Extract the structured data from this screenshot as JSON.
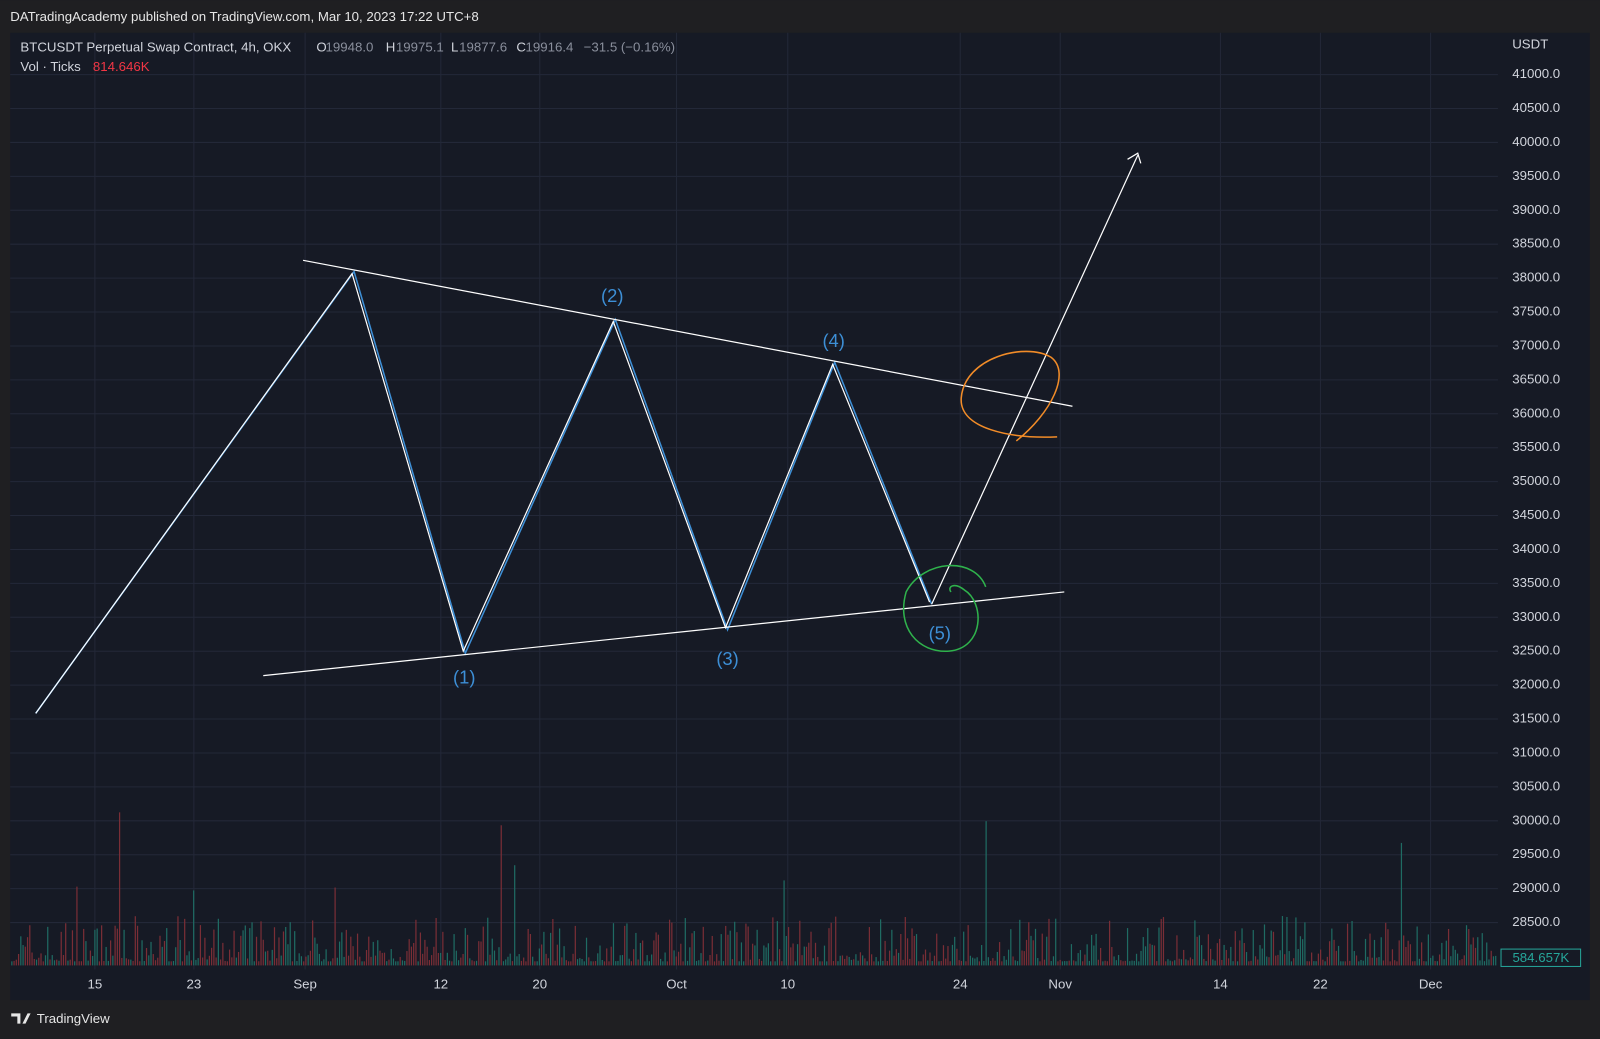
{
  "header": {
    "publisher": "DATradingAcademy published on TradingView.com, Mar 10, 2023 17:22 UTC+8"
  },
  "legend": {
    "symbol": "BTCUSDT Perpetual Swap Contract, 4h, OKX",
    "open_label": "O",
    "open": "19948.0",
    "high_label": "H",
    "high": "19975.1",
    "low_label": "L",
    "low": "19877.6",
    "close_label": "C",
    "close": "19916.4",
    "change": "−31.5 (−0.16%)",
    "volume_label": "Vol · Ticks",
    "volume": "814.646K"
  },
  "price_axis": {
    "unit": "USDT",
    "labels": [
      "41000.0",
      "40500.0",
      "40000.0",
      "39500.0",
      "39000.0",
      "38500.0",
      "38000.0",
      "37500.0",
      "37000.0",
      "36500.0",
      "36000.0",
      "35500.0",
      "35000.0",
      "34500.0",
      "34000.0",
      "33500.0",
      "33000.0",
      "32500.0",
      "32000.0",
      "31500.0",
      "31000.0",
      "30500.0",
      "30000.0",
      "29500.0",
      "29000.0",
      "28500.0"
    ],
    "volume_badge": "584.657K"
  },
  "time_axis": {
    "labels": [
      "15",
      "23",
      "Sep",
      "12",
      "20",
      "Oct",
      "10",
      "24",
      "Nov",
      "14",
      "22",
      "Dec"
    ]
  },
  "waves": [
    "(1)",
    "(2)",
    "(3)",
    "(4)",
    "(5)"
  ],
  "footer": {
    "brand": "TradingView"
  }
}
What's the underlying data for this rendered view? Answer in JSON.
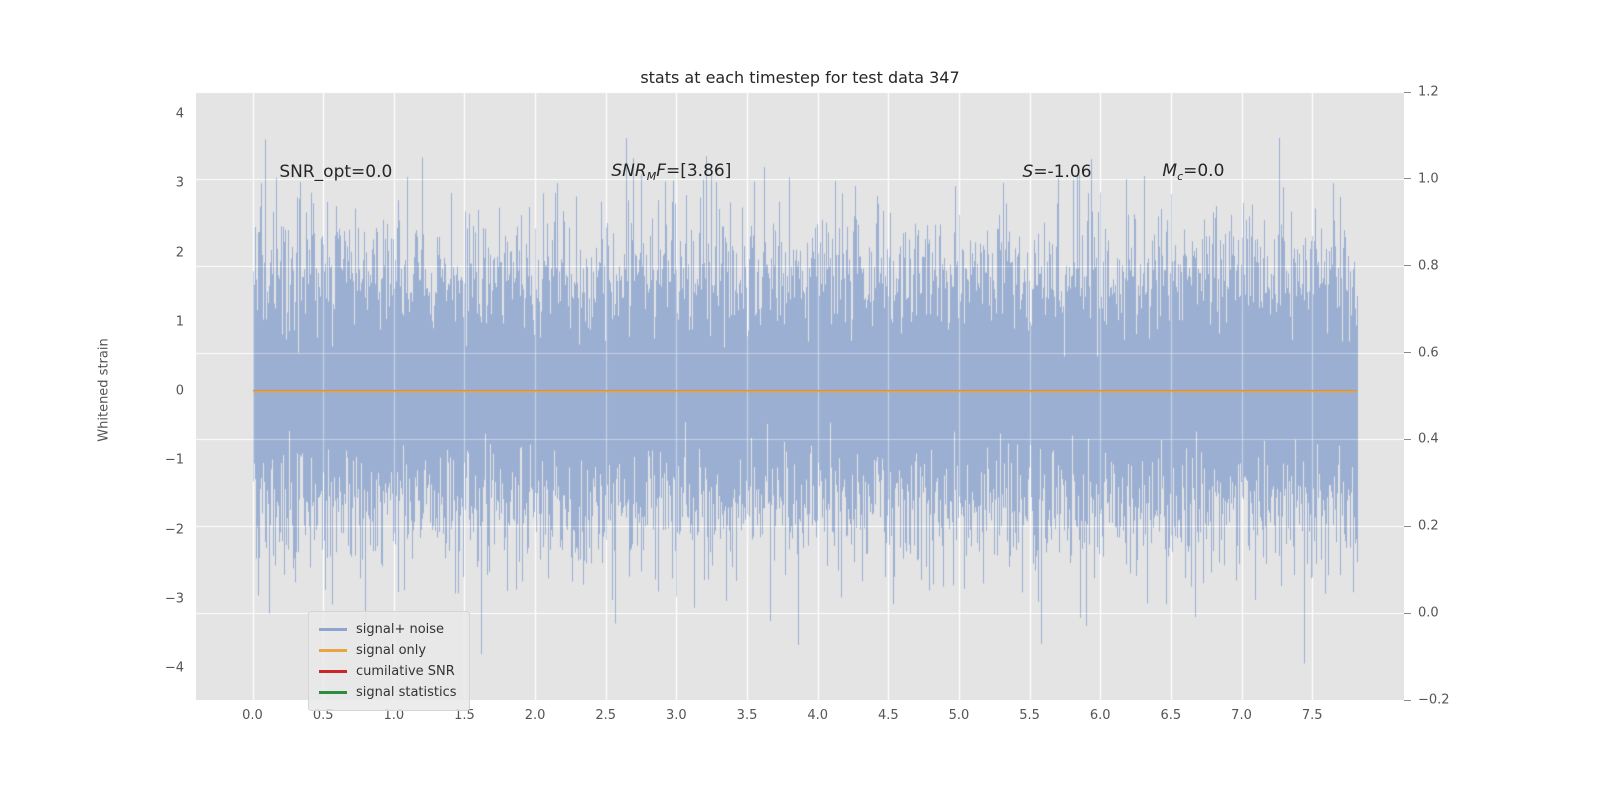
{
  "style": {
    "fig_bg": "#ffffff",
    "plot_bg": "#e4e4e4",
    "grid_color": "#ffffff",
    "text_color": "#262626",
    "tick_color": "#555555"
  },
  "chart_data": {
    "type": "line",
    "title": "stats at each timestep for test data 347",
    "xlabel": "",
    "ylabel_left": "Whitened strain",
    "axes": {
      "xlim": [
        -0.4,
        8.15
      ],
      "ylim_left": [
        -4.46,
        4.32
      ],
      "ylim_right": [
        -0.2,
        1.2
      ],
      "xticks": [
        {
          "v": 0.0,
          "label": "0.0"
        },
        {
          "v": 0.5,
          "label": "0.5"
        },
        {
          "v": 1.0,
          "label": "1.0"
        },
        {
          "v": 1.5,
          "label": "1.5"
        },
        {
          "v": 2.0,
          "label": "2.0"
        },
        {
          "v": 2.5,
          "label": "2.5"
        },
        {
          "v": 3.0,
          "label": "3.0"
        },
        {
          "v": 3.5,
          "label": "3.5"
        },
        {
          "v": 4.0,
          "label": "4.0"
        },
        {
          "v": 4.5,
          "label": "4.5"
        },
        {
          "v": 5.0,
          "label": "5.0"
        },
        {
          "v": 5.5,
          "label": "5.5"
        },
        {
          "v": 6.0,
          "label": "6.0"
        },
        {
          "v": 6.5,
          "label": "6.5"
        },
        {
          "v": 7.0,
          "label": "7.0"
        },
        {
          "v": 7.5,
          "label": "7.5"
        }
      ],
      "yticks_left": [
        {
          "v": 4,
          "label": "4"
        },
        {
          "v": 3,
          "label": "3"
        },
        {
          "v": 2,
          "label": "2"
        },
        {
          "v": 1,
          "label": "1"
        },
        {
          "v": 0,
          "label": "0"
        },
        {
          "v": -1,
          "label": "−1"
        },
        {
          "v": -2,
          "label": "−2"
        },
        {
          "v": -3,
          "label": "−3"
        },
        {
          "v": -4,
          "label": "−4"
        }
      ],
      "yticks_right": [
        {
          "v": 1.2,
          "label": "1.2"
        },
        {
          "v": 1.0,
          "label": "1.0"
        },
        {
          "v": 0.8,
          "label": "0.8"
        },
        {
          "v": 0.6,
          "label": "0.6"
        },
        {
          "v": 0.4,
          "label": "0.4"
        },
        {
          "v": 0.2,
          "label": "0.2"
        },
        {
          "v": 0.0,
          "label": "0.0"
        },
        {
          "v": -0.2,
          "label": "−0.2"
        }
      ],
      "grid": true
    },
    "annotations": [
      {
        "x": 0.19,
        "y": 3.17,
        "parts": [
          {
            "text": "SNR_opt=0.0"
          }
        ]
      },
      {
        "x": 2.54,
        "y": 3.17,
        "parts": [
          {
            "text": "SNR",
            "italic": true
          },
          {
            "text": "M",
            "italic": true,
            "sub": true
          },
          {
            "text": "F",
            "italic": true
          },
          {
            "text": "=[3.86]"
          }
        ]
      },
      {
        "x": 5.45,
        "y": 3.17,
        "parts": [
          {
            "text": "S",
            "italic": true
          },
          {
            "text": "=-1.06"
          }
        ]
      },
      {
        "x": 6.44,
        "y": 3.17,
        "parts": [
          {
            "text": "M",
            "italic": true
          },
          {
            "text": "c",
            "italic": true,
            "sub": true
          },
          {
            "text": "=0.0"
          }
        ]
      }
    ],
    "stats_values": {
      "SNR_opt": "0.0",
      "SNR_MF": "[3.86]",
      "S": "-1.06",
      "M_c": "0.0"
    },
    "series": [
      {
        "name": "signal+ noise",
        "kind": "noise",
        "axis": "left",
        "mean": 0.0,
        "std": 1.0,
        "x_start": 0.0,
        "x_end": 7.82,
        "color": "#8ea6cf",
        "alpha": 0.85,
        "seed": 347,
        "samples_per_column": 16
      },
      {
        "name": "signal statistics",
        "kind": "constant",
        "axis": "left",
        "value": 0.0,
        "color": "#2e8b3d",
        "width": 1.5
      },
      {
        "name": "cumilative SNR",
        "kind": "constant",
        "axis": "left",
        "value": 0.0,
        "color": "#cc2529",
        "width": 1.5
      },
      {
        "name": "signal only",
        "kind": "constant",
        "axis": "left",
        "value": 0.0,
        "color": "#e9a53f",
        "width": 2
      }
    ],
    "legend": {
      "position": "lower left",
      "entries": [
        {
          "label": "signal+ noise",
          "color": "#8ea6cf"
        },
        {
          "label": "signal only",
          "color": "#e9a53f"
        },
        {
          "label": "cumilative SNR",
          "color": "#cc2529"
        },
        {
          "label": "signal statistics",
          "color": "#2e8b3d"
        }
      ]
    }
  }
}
○ ○ ○ ○ ○ ○ ○
Work instructions: Copy each line of the records that contains the word "signal".

Result below:
        "name": "signal+ noise",
        "name": "signal statistics",
        "name": "signal only",
          "label": "signal+ noise",
          "label": "signal only",
          "label": "signal statistics",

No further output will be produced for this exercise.